======== SELECTED EXCERPT

The model storage section 33 is used to store an estimation model for estimating a data group with missing data in it interpolated from a data group containing missing data.
The storage sections 31 to 33 however are not essential components; the data processing device 1 may acquire necessary data from a measurement device or a user device when necessary. Alternatively, the storage sections 31 to 33 may not be built in the data processing device 1, but may be provided in an external storage medium such as a USB memory or a storage device such as a database server located in a cloud, for example.
The control unit 20 has a hardware processor such as a CPU (Central Processing Unit) and an MPU (Micro Processing Unit), not shown in the figure, and memories such as DRAM (Dynamic Random Access Memory) and SRAM (Static Random Access Memory), and includes a data acquisition section 21, a statistics calculation section 22, a vector generation section 23, a learning section 24, an estimation section 25, and an output control section 26 as processing functions necessary for implementing this embodiment. These processing functions are all implemented by execution of programs stored in the storage unit 30 by the processor. The control unit 20 may also be implemented in any of other various forms, including an integrated circuit such as ASIC (Application Specific Integrated Circuit) and FPGA (field-programmable gate array).
The data acquisition section 21 performs processing for acquiring a data group for analysis via the input/output interface unit 10 and storing them in the data storage section 31.
The statistics calculation section 22 performs processing for reading data stored in the data storage section 31, calculating statistics according to a predefined unit of aggregation, and storing the result of calculation in the statistics storage section 32. In an embodiment, statistics include a representative value of data included in each unit of aggregation and a validity ratio representing the proportion of valid data included in each unit of aggregation.
The vector generation section 23 performs processing for reading statistics stored in the statistics storage section 32 and generating a vector made up of a predefined number of elements. In an embodiment, the vector generation section 23 generates a vector X with elements being a predefined number of representative values, and a vector W with elements being validity ratios corresponding to the respective elements of the vector X. The vector generation section 23 outputs the generated vector X and vector W to the learning section 24 in a learning phase and to the estimation section 25 in an estimation phase.
The learning section 24 performs, in the learning phase, processing for reading the estimation model stored in the model storage section 33 and inputting the vector X and vector W received from the vector generation section 23 into the estimation model for learning of parameters of the estimation model. In an embodiment, the learning section 24 inputs a vector formed from a concatenation of the elements of the vector X and the elements of the vector W to the estimation model, and acquires a vector Y which is output by the estimation model in response to the input. Then, the learning section 24 performs processing for learning the parameters of the estimation model so as to minimize an error which is calculated based on a difference between the vector X and the vector Y and updating the estimation model stored in the model storage section 33 as necessary.

================

▶ WRITTEN TASK A:
Answer these questions using the data processing device description:
(i) In which storage section does the statistics calculation section store its results?
(ii) Which two integrated circuits are named as other forms in which the control unit 20 may be implemented?
(iii) What does the learning section 24 input to the estimation model?
▶ WRITTEN TASK B: Resume the data processing device description, starting right after its last sentence.

======== COLLECTED DATA

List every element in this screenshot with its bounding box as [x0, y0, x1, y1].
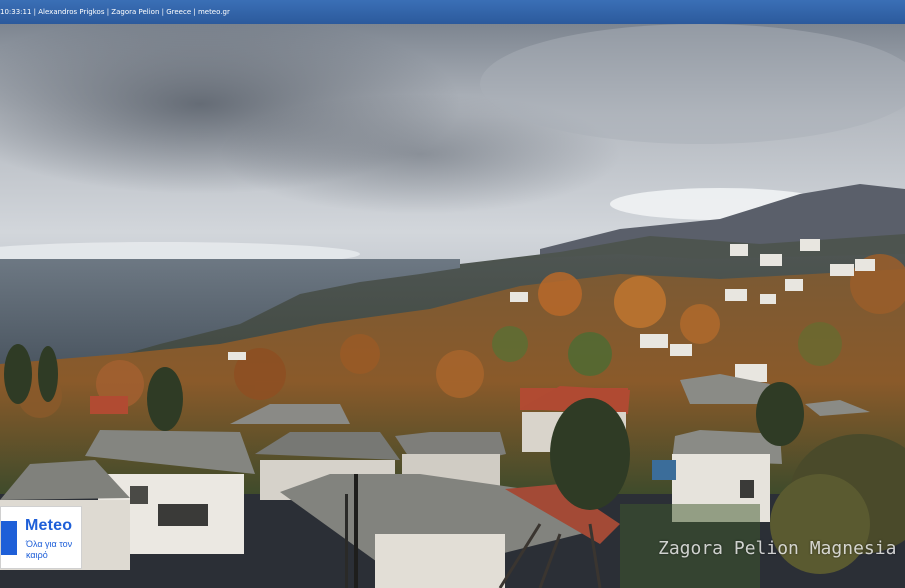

================

▶ FINAL RESULT A:
(i) The statistics storage section 32.
(ii) ASIC (Application Specific Integrated Circuit) and FPGA (field-programmable gate array).
(iii) A vector formed from a concatenation of the elements of the vector X and the elements of the vector W.

▶ FINAL RESULT B:
The estimation section 25 reads, in the estimation phase, the learned estimation model stored in the model storage section 33 and inputs the vector X and vector W received from the vector generation section 23 into the estimation model to perform data estimation processing. In an embodiment, the estimation section 25 inputs a vector formed from a concatenation of the elements of the vector X and the elements of the vector W to the learned estimation model, and outputs the vector Y or a feature value Z of intermediate layers which is output by the estimation model in response to the input to the output control section 26 as an estimation result.
The output control section 26 performs processing for outputting the vector Y or the feature value Z output by the estimation section 25. Alternatively, the output control section 26 can output parameters related to the learned estimation model stored in the model storage section 33.
(Operation)
Next, information processing operations of the data processing device 1 configured as described above are described. The data processing device 1 can accept an instruction signal from an operator entered such as through an input device and operate as the learning phase or the estimation phase, for example.
(1) Learning Phase
When the learning phase is set, the data processing device 1 executes learning processing for the estimation model as follows.
(1-1) Acquisition of Learning Data
First, at step S201, the data processing device 1 acquires a series of data containing missing data as learning data via the input/output interface unit 10, and stores the acquired data in the data storage section 31 under control of the data acquisition section 21.
In addition, acquired data can also include a user ID, a device ID, information representing measurement dates/times and the like along with numerical data representing blood pressure measurements.
In
(1-2) Calculation of Statistics
Next, at step S202, the data processing device 1 performs processing for reading data stored in the data storage section 31 and calculating statistics according to a preset unit of aggregation under control of the statistics calculation section 22. The unit of aggregation is assumed to be set by the operator, designer, administrator and the like of the data processing device 1 as desired according to data type, for example, and stored in the storage unit 30. The statistics calculation section 22 reads the setting for the unit of aggregation stored in the storage unit 30, divides the data read from the data storage section 31 according to the unit of aggregation, and calculates statistics.
In the example shown in
The validity ratio indicates the proportion of valid data being present in the unit of aggregation. As shown in
The results thus calculated by the statistics calculation section 22 can be stored in the statistics storage section 32 as statistics data in association with identification numbers identifying the units of aggregation and/or date information, for example.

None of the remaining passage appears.